● PROBLEM REQUIREMENTS
Check every line in the records below for the word "when" and report how many have it, nothing more.

-- start --

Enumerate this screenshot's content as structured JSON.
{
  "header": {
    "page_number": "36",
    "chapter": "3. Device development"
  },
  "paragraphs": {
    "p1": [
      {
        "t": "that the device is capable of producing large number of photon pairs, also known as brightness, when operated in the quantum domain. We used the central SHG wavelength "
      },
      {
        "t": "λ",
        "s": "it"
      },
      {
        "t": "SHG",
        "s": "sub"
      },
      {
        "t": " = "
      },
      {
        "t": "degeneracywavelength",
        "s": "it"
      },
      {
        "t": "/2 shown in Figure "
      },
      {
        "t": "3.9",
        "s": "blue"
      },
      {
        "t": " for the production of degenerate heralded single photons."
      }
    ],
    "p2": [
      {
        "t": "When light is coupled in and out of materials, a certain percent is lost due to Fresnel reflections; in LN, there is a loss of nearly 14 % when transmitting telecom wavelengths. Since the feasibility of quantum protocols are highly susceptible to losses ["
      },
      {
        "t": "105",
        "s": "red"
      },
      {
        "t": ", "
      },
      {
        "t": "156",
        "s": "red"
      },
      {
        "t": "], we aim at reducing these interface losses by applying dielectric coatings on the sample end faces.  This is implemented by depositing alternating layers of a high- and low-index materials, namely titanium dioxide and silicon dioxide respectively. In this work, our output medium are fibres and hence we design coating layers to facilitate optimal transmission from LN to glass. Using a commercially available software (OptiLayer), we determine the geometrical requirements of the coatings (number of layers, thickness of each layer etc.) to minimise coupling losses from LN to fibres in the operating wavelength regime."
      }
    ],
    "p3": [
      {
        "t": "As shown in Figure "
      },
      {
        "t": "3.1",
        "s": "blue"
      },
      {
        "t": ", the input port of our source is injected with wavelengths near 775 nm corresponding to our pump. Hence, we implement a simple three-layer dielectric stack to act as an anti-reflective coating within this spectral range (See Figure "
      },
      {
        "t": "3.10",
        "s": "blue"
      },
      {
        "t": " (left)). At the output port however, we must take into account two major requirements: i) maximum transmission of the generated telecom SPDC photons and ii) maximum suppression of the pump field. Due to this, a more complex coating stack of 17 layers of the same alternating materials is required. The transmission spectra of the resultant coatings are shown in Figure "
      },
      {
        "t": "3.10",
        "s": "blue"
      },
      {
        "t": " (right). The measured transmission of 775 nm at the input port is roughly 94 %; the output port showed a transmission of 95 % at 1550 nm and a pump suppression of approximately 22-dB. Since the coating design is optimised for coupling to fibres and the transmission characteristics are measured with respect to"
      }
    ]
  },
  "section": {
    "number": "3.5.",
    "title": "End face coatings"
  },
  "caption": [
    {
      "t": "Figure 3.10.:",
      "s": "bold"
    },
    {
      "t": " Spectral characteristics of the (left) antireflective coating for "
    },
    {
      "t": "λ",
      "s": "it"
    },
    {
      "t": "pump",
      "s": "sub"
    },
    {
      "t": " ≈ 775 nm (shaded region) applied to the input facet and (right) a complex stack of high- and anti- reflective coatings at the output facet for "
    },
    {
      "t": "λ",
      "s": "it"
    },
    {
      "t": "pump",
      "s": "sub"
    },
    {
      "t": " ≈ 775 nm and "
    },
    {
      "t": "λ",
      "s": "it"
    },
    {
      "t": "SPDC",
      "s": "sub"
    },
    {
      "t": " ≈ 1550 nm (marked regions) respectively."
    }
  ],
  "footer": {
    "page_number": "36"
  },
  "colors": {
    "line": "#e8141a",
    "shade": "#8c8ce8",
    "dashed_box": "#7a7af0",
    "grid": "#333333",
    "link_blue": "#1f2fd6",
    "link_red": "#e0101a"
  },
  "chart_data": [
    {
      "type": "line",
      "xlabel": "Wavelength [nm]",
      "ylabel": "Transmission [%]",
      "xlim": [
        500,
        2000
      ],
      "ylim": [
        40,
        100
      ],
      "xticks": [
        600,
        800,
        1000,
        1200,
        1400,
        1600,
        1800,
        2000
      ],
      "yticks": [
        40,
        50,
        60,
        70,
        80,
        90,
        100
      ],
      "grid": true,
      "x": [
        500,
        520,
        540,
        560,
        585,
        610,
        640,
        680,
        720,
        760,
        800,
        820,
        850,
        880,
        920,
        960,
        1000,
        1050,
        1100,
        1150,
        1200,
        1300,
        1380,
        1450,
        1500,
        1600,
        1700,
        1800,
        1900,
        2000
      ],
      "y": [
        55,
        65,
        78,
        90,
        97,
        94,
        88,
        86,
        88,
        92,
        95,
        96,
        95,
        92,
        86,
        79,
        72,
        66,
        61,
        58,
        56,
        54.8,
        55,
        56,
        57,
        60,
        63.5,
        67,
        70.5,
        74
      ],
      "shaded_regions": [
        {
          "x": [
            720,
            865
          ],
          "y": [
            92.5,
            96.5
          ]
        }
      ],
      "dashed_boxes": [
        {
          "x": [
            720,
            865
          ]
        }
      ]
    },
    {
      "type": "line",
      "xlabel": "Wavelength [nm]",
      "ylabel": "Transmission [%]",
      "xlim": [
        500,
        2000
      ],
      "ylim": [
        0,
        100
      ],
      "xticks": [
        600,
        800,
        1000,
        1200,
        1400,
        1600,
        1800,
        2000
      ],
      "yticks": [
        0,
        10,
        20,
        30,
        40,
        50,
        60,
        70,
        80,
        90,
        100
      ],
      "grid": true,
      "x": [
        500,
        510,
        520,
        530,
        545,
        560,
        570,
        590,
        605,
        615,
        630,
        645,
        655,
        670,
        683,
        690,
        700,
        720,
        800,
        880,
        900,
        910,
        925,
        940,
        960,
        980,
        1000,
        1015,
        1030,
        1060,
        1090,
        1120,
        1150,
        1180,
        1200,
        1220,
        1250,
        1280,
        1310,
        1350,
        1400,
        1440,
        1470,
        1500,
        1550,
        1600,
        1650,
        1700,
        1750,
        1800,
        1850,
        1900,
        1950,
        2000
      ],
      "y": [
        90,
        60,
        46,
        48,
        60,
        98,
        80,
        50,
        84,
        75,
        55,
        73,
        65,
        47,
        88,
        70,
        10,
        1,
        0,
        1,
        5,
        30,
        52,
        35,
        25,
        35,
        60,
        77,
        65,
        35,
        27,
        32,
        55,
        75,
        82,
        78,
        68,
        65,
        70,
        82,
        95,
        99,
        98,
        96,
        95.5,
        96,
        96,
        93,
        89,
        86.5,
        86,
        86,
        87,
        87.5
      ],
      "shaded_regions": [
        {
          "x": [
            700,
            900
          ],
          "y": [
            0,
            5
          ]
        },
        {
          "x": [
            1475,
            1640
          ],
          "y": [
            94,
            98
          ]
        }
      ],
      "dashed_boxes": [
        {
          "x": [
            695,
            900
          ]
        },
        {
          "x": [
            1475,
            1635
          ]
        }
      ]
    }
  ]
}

-- end --

● SOLUTION
2